*EXERCISE DESCRIPTION:* Reproduce all of the material word for word.
========
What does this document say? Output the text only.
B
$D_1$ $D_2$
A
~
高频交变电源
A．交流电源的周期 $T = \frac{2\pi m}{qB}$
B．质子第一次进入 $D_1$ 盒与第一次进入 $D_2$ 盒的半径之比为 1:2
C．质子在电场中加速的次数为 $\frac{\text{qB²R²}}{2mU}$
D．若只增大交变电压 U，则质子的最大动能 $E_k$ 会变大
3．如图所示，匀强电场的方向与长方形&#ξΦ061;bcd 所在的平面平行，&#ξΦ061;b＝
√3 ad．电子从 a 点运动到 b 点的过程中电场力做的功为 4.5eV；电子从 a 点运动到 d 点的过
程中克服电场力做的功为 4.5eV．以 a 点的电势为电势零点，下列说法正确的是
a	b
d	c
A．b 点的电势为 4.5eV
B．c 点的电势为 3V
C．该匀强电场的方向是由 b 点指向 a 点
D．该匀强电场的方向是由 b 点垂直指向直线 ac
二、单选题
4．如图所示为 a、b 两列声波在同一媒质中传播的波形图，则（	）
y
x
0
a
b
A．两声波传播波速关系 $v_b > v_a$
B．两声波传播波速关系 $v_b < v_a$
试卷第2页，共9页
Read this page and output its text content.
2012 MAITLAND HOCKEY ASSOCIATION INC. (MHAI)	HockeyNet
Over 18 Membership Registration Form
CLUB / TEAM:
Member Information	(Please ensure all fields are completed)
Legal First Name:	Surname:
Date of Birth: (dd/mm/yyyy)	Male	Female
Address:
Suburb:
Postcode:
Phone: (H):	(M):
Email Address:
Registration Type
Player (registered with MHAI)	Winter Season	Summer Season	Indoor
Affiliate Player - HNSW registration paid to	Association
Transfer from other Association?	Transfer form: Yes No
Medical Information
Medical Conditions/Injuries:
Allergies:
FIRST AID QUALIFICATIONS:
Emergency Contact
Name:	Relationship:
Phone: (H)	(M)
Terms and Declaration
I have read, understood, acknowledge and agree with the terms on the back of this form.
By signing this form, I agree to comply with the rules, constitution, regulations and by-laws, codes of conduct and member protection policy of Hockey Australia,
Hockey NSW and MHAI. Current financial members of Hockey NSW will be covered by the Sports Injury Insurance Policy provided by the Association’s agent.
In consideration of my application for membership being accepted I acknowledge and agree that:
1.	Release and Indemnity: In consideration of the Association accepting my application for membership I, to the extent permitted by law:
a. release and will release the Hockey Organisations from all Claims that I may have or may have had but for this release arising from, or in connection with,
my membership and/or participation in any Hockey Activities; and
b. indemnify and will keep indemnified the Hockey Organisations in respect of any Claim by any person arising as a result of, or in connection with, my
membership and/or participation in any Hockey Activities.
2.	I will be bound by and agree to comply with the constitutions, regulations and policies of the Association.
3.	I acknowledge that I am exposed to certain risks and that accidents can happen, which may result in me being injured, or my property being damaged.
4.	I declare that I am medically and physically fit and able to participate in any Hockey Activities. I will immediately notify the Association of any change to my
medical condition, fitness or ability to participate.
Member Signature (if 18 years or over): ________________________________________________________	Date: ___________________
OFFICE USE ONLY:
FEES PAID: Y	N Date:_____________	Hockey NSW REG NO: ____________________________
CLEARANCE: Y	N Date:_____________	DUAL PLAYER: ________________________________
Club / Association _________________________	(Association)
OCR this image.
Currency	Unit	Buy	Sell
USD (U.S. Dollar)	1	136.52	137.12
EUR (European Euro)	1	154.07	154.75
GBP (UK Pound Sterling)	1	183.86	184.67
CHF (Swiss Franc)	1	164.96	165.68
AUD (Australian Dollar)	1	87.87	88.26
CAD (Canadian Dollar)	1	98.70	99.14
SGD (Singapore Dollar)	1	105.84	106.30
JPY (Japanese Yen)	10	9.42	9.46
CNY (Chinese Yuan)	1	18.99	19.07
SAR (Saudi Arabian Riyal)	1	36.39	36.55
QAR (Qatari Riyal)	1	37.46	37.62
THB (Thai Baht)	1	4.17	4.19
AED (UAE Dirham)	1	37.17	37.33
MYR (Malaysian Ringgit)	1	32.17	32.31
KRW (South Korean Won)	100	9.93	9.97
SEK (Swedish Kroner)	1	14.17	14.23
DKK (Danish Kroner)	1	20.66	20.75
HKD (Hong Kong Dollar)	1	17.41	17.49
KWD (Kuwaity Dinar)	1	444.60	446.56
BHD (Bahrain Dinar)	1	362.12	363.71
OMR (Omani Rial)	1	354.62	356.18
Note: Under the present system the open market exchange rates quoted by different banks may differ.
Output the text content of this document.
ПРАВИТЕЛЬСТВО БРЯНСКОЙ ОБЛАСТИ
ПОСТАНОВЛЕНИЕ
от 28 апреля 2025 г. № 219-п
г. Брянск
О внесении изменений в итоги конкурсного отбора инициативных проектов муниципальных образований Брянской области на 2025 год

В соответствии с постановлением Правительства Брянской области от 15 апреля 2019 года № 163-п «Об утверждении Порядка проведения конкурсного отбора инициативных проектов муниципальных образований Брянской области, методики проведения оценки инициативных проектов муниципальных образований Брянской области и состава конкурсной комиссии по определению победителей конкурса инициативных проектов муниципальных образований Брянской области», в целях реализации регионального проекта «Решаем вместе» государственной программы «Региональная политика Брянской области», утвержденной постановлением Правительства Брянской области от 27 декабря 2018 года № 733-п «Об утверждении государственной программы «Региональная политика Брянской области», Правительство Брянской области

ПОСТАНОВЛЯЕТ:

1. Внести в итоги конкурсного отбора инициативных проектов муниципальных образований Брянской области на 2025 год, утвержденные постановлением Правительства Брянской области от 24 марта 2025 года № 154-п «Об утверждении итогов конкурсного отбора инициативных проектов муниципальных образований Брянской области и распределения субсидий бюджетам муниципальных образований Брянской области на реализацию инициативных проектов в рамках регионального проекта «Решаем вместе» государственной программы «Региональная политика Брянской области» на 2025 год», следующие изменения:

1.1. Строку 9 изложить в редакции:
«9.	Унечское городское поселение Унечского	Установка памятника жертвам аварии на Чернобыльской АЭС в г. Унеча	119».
========
*THE OUTPUT:*
What does this document say? Output the text only.
B
$D_1$ $D_2$
A
~
高频交变电源
A．交流电源的周期 $T = \frac{2\pi m}{qB}$
B．质子第一次进入 $D_1$ 盒与第一次进入 $D_2$ 盒的半径之比为 1:2
C．质子在电场中加速的次数为 $\frac{\text{qB²R²}}{2mU}$
D．若只增大交变电压 U，则质子的最大动能 $E_k$ 会变大
3．如图所示，匀强电场的方向与长方形&#ξΦ061;bcd 所在的平面平行，&#ξΦ061;b＝
√3 ad．电子从 a 点运动到 b 点的过程中电场力做的功为 4.5eV；电子从 a 点运动到 d 点的过
程中克服电场力做的功为 4.5eV．以 a 点的电势为电势零点，下列说法正确的是
a	b
d	c
A．b 点的电势为 4.5eV
B．c 点的电势为 3V
C．该匀强电场的方向是由 b 点指向 a 点
D．该匀强电场的方向是由 b 点垂直指向直线 ac
二、单选题
4．如图所示为 a、b 两列声波在同一媒质中传播的波形图，则（	）
y
x
0
a
b
A．两声波传播波速关系 $v_b > v_a$
B．两声波传播波速关系 $v_b < v_a$
试卷第2页，共9页
Read this page and output its text content.
2012 MAITLAND HOCKEY ASSOCIATION INC. (MHAI)	HockeyNet
Over 18 Membership Registration Form
CLUB / TEAM:
Member Information	(Please ensure all fields are completed)
Legal First Name:	Surname:
Date of Birth: (dd/mm/yyyy)	Male	Female
Address:
Suburb:
Postcode:
Phone: (H):	(M):
Email Address:
Registration Type
Player (registered with MHAI)	Winter Season	Summer Season	Indoor
Affiliate Player - HNSW registration paid to	Association
Transfer from other Association?	Transfer form: Yes No
Medical Information
Medical Conditions/Injuries:
Allergies:
FIRST AID QUALIFICATIONS:
Emergency Contact
Name:	Relationship:
Phone: (H)	(M)
Terms and Declaration
I have read, understood, acknowledge and agree with the terms on the back of this form.
By signing this form, I agree to comply with the rules, constitution, regulations and by-laws, codes of conduct and member protection policy of Hockey Australia,
Hockey NSW and MHAI. Current financial members of Hockey NSW will be covered by the Sports Injury Insurance Policy provided by the Association’s agent.
In consideration of my application for membership being accepted I acknowledge and agree that:
1.	Release and Indemnity: In consideration of the Association accepting my application for membership I, to the extent permitted by law:
a. release and will release the Hockey Organisations from all Claims that I may have or may have had but for this release arising from, or in connection with,
my membership and/or participation in any Hockey Activities; and
b. indemnify and will keep indemnified the Hockey Organisations in respect of any Claim by any person arising as a result of, or in connection with, my
membership and/or participation in any Hockey Activities.
2.	I will be bound by and agree to comply with the constitutions, regulations and policies of the Association.
3.	I acknowledge that I am exposed to certain risks and that accidents can happen, which may result in me being injured, or my property being damaged.
4.	I declare that I am medically and physically fit and able to participate in any Hockey Activities. I will immediately notify the Association of any change to my
medical condition, fitness or ability to participate.
Member Signature (if 18 years or over): ________________________________________________________	Date: ___________________
OFFICE USE ONLY:
FEES PAID: Y	N Date:_____________	Hockey NSW REG NO: ____________________________
CLEARANCE: Y	N Date:_____________	DUAL PLAYER: ________________________________
Club / Association _________________________	(Association)
OCR this image.
Currency	Unit	Buy	Sell
USD (U.S. Dollar)	1	136.52	137.12
EUR (European Euro)	1	154.07	154.75
GBP (UK Pound Sterling)	1	183.86	184.67
CHF (Swiss Franc)	1	164.96	165.68
AUD (Australian Dollar)	1	87.87	88.26
CAD (Canadian Dollar)	1	98.70	99.14
SGD (Singapore Dollar)	1	105.84	106.30
JPY (Japanese Yen)	10	9.42	9.46
CNY (Chinese Yuan)	1	18.99	19.07
SAR (Saudi Arabian Riyal)	1	36.39	36.55
QAR (Qatari Riyal)	1	37.46	37.62
THB (Thai Baht)	1	4.17	4.19
AED (UAE Dirham)	1	37.17	37.33
MYR (Malaysian Ringgit)	1	32.17	32.31
KRW (South Korean Won)	100	9.93	9.97
SEK (Swedish Kroner)	1	14.17	14.23
DKK (Danish Kroner)	1	20.66	20.75
HKD (Hong Kong Dollar)	1	17.41	17.49
KWD (Kuwaity Dinar)	1	444.60	446.56
BHD (Bahrain Dinar)	1	362.12	363.71
OMR (Omani Rial)	1	354.62	356.18
Note: Under the present system the open market exchange rates quoted by different banks may differ.
Output the text content of this document.
ПРАВИТЕЛЬСТВО БРЯНСКОЙ ОБЛАСТИ
ПОСТАНОВЛЕНИЕ
от 28 апреля 2025 г. № 219-п
г. Брянск
О внесении изменений в итоги конкурсного отбора инициативных проектов муниципальных образований Брянской области на 2025 год

В соответствии с постановлением Правительства Брянской области от 15 апреля 2019 года № 163-п «Об утверждении Порядка проведения конкурсного отбора инициативных проектов муниципальных образований Брянской области, методики проведения оценки инициативных проектов муниципальных образований Брянской области и состава конкурсной комиссии по определению победителей конкурса инициативных проектов муниципальных образований Брянской области», в целях реализации регионального проекта «Решаем вместе» государственной программы «Региональная политика Брянской области», утвержденной постановлением Правительства Брянской области от 27 декабря 2018 года № 733-п «Об утверждении государственной программы «Региональная политика Брянской области», Правительство Брянской области

ПОСТАНОВЛЯЕТ:

1. Внести в итоги конкурсного отбора инициативных проектов муниципальных образований Брянской области на 2025 год, утвержденные постановлением Правительства Брянской области от 24 марта 2025 года № 154-п «Об утверждении итогов конкурсного отбора инициативных проектов муниципальных образований Брянской области и распределения субсидий бюджетам муниципальных образований Брянской области на реализацию инициативных проектов в рамках регионального проекта «Решаем вместе» государственной программы «Региональная политика Брянской области» на 2025 год», следующие изменения:

1.1. Строку 9 изложить в редакции:
«9.	Унечское городское поселение Унечского	Установка памятника жертвам аварии на Чернобыльской АЭС в г. Унеча	119».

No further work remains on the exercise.